[Stored entries]

++++++++

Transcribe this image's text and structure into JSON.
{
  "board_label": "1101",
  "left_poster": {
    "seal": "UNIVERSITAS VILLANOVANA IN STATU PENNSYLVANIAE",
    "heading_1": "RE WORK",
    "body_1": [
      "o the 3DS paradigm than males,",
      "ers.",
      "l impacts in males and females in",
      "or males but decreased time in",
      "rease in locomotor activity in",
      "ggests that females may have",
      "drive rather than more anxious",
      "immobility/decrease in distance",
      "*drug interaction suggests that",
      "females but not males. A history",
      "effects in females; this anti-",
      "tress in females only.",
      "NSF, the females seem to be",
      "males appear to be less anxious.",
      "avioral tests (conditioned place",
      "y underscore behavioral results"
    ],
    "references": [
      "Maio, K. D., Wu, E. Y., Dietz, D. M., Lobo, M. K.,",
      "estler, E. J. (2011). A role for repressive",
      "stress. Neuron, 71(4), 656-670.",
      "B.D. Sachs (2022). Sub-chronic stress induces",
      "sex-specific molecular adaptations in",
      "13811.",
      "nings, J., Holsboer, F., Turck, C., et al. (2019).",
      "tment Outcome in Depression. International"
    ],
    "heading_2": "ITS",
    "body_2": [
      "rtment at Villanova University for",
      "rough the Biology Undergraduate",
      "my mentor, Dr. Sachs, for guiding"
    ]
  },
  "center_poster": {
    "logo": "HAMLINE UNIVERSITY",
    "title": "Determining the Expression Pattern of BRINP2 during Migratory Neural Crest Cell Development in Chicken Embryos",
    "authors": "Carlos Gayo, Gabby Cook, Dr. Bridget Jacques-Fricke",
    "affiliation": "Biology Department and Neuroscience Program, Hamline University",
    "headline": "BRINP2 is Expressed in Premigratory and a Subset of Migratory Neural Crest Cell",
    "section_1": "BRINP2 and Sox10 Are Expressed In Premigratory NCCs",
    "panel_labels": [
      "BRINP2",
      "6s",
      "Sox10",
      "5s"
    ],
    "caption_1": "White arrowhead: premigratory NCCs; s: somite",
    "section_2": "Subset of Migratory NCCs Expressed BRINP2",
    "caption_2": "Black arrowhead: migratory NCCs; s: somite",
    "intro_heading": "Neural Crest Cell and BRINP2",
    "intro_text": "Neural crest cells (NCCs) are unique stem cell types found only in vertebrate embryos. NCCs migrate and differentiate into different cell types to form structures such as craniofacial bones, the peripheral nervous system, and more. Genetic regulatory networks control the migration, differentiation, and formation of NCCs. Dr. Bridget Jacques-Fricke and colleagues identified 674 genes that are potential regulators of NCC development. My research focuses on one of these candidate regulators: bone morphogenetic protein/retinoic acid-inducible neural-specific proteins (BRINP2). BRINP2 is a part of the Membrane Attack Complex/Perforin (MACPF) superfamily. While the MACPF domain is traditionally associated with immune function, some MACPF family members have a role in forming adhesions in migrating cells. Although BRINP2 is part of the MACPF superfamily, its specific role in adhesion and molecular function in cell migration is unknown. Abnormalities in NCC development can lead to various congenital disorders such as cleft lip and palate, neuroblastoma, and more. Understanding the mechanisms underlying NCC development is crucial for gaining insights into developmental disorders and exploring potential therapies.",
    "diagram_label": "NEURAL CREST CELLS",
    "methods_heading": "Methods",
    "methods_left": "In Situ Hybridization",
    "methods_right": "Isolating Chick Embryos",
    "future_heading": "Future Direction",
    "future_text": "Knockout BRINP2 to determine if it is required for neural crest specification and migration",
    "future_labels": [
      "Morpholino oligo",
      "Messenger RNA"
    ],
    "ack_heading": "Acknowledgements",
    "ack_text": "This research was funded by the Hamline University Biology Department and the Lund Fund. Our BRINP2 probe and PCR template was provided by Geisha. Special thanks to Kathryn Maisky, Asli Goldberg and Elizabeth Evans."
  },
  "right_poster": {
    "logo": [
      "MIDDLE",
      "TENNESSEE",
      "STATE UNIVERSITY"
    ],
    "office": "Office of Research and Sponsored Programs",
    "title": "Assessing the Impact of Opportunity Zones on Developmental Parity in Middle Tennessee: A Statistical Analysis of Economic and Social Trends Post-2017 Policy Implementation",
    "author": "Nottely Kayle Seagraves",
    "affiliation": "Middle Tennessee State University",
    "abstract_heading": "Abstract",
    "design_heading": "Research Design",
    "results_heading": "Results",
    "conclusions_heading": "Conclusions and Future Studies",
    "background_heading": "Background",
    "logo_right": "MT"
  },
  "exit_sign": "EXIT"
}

++++++++

WHAT TO PRODUCE:
Nothing in the records above may be left out when you repeat them exactly.

SOLUTION:
Transcribe this image's text and structure into JSON.
{
  "board_label": "1101",
  "left_poster": {
    "seal": "UNIVERSITAS VILLANOVANA IN STATU PENNSYLVANIAE",
    "heading_1": "RE WORK",
    "body_1": [
      "o the 3DS paradigm than males,",
      "ers.",
      "l impacts in males and females in",
      "or males but decreased time in",
      "rease in locomotor activity in",
      "ggests that females may have",
      "drive rather than more anxious",
      "immobility/decrease in distance",
      "*drug interaction suggests that",
      "females but not males. A history",
      "effects in females; this anti-",
      "tress in females only.",
      "NSF, the females seem to be",
      "males appear to be less anxious.",
      "avioral tests (conditioned place",
      "y underscore behavioral results"
    ],
    "references": [
      "Maio, K. D., Wu, E. Y., Dietz, D. M., Lobo, M. K.,",
      "estler, E. J. (2011). A role for repressive",
      "stress. Neuron, 71(4), 656-670.",
      "B.D. Sachs (2022). Sub-chronic stress induces",
      "sex-specific molecular adaptations in",
      "13811.",
      "nings, J., Holsboer, F., Turck, C., et al. (2019).",
      "tment Outcome in Depression. International"
    ],
    "heading_2": "ITS",
    "body_2": [
      "rtment at Villanova University for",
      "rough the Biology Undergraduate",
      "my mentor, Dr. Sachs, for guiding"
    ]
  },
  "center_poster": {
    "logo": "HAMLINE UNIVERSITY",
    "title": "Determining the Expression Pattern of BRINP2 during Migratory Neural Crest Cell Development in Chicken Embryos",
    "authors": "Carlos Gayo, Gabby Cook, Dr. Bridget Jacques-Fricke",
    "affiliation": "Biology Department and Neuroscience Program, Hamline University",
    "headline": "BRINP2 is Expressed in Premigratory and a Subset of Migratory Neural Crest Cell",
    "section_1": "BRINP2 and Sox10 Are Expressed In Premigratory NCCs",
    "panel_labels": [
      "BRINP2",
      "6s",
      "Sox10",
      "5s"
    ],
    "caption_1": "White arrowhead: premigratory NCCs; s: somite",
    "section_2": "Subset of Migratory NCCs Expressed BRINP2",
    "caption_2": "Black arrowhead: migratory NCCs; s: somite",
    "intro_heading": "Neural Crest Cell and BRINP2",
    "intro_text": "Neural crest cells (NCCs) are unique stem cell types found only in vertebrate embryos. NCCs migrate and differentiate into different cell types to form structures such as craniofacial bones, the peripheral nervous system, and more. Genetic regulatory networks control the migration, differentiation, and formation of NCCs. Dr. Bridget Jacques-Fricke and colleagues identified 674 genes that are potential regulators of NCC development. My research focuses on one of these candidate regulators: bone morphogenetic protein/retinoic acid-inducible neural-specific proteins (BRINP2). BRINP2 is a part of the Membrane Attack Complex/Perforin (MACPF) superfamily. While the MACPF domain is traditionally associated with immune function, some MACPF family members have a role in forming adhesions in migrating cells. Although BRINP2 is part of the MACPF superfamily, its specific role in adhesion and molecular function in cell migration is unknown. Abnormalities in NCC development can lead to various congenital disorders such as cleft lip and palate, neuroblastoma, and more. Understanding the mechanisms underlying NCC development is crucial for gaining insights into developmental disorders and exploring potential therapies.",
    "diagram_label": "NEURAL CREST CELLS",
    "methods_heading": "Methods",
    "methods_left": "In Situ Hybridization",
    "methods_right": "Isolating Chick Embryos",
    "future_heading": "Future Direction",
    "future_text": "Knockout BRINP2 to determine if it is required for neural crest specification and migration",
    "future_labels": [
      "Morpholino oligo",
      "Messenger RNA"
    ],
    "ack_heading": "Acknowledgements",
    "ack_text": "This research was funded by the Hamline University Biology Department and the Lund Fund. Our BRINP2 probe and PCR template was provided by Geisha. Special thanks to Kathryn Maisky, Asli Goldberg and Elizabeth Evans."
  },
  "right_poster": {
    "logo": [
      "MIDDLE",
      "TENNESSEE",
      "STATE UNIVERSITY"
    ],
    "office": "Office of Research and Sponsored Programs",
    "title": "Assessing the Impact of Opportunity Zones on Developmental Parity in Middle Tennessee: A Statistical Analysis of Economic and Social Trends Post-2017 Policy Implementation",
    "author": "Nottely Kayle Seagraves",
    "affiliation": "Middle Tennessee State University",
    "abstract_heading": "Abstract",
    "design_heading": "Research Design",
    "results_heading": "Results",
    "conclusions_heading": "Conclusions and Future Studies",
    "background_heading": "Background",
    "logo_right": "MT"
  },
  "exit_sign": "EXIT"
}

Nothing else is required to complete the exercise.